- **Aim**:
Report back each line of the records that contains the string "Angela".
:: Stored data
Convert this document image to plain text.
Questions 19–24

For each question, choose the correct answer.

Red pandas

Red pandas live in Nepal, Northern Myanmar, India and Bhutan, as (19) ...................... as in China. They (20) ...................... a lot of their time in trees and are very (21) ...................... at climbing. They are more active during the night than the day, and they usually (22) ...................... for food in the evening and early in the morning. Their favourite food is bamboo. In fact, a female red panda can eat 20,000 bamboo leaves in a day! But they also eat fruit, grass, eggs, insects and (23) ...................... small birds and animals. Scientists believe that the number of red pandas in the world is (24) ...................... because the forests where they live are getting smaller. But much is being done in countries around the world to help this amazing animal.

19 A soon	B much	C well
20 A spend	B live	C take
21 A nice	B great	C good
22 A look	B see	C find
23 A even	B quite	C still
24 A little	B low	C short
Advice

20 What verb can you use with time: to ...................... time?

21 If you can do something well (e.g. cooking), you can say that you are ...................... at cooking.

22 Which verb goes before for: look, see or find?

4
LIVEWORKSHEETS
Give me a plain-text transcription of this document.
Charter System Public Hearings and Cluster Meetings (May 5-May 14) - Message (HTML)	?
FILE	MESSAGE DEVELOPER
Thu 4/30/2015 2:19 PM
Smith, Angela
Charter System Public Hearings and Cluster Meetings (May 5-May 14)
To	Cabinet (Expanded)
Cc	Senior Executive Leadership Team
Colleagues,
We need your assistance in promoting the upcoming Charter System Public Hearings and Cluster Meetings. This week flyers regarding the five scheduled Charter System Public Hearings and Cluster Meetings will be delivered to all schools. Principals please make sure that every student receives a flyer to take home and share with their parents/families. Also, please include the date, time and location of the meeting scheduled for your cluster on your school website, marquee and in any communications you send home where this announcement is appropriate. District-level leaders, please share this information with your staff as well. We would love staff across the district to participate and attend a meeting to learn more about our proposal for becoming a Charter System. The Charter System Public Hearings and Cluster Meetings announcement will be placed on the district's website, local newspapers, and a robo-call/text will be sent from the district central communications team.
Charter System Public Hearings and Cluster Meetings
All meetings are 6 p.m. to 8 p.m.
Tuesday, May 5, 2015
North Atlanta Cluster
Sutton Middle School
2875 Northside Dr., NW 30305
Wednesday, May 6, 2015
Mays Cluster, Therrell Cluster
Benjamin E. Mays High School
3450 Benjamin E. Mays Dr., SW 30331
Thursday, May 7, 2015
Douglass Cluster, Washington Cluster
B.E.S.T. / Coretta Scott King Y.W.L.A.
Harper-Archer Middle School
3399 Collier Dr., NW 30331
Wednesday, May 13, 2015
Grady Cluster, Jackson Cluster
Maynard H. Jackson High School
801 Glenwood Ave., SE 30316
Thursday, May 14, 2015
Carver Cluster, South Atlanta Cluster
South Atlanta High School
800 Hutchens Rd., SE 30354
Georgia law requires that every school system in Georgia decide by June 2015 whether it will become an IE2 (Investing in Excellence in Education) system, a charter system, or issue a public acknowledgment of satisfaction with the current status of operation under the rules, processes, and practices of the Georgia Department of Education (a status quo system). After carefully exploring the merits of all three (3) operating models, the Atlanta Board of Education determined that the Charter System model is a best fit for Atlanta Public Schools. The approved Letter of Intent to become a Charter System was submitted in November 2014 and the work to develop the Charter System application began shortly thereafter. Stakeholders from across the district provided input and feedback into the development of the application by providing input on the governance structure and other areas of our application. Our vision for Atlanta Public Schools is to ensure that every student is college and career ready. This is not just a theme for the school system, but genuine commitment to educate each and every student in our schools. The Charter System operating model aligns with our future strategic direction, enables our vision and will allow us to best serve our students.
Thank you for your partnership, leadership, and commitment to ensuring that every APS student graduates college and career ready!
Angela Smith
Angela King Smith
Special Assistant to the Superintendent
::::
- **The result**:
Smith, Angela
Angela Smith
Angela King Smith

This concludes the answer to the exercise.